Given exercise: Copy each line in the data that includes the word "this".

Provided records:

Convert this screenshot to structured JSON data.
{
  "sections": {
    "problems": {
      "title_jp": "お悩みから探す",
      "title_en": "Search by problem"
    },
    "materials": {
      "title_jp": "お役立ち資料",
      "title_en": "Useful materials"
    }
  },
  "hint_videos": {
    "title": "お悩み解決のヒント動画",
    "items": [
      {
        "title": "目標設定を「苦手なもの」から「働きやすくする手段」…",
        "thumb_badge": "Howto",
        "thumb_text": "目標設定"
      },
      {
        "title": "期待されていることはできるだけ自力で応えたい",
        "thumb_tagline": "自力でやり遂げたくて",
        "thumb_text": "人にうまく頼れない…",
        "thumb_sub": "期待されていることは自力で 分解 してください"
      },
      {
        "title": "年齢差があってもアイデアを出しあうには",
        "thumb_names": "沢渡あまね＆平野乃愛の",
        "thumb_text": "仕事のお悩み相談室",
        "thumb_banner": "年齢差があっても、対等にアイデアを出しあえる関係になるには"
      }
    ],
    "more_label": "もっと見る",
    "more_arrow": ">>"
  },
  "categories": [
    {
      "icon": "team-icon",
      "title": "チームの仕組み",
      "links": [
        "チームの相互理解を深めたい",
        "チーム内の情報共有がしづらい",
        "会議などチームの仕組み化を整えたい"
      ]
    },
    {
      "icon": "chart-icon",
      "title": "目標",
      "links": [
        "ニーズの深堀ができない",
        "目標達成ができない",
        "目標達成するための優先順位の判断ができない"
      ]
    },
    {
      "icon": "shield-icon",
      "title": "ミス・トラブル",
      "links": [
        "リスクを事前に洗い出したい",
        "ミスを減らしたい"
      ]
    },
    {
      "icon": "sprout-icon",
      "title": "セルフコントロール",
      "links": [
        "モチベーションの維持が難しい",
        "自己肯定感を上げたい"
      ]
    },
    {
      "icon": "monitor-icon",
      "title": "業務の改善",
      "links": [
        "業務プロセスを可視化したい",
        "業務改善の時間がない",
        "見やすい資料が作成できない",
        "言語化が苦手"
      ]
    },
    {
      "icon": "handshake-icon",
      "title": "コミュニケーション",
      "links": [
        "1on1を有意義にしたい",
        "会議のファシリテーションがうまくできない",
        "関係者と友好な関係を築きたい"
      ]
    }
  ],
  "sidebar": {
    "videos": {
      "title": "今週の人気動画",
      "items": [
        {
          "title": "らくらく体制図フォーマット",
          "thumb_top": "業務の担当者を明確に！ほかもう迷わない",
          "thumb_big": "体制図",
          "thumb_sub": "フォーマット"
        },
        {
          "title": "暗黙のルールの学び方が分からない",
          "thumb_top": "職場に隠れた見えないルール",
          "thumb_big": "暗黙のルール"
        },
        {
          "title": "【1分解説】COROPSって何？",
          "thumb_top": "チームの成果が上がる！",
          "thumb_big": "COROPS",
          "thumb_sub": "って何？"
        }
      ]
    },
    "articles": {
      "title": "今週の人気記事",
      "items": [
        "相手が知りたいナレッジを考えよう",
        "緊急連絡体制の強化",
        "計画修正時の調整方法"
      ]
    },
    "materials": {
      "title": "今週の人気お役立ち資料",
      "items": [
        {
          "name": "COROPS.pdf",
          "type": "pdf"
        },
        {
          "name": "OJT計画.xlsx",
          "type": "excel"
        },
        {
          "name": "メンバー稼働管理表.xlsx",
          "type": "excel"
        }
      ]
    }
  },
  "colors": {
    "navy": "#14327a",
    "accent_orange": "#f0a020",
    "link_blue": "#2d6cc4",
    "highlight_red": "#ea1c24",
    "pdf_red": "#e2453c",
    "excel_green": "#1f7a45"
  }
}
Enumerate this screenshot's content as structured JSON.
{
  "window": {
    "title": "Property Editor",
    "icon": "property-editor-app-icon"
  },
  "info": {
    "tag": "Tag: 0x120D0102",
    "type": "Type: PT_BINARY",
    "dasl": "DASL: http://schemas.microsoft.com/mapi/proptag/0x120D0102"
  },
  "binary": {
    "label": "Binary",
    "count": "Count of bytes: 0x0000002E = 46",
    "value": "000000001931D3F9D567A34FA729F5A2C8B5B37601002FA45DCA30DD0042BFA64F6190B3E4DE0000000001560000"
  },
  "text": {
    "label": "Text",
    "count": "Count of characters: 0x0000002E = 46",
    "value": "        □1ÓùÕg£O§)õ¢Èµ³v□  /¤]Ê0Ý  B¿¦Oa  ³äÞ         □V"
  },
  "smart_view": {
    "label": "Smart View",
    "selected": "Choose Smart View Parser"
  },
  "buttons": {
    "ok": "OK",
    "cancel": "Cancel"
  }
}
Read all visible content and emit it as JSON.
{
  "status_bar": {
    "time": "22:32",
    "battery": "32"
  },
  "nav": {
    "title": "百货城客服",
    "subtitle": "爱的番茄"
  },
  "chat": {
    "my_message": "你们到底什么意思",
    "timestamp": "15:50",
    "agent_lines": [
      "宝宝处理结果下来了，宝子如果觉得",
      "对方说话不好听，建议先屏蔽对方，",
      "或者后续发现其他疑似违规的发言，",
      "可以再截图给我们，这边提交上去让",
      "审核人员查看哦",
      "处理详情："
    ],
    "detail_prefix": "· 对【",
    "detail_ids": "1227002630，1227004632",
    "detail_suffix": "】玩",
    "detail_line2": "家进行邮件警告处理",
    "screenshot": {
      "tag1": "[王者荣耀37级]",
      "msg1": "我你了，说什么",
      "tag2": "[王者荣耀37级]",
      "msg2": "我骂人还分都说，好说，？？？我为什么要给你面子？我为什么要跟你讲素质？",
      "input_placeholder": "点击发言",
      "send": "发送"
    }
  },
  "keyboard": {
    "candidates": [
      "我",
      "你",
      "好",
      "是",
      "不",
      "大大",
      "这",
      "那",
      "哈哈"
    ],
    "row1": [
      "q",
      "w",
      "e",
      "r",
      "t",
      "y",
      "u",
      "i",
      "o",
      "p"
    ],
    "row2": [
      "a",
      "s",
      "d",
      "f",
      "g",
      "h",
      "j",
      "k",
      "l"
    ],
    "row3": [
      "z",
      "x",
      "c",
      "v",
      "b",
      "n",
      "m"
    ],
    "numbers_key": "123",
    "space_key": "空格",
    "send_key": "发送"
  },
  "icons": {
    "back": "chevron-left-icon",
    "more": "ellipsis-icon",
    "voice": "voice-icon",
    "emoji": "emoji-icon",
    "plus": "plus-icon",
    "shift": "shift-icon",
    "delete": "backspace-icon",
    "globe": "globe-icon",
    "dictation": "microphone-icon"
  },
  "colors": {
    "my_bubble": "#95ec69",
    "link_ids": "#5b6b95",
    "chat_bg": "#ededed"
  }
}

Answer to the task:
Convert this screenshot to structured JSON data.
Enumerate this screenshot's content as structured JSON.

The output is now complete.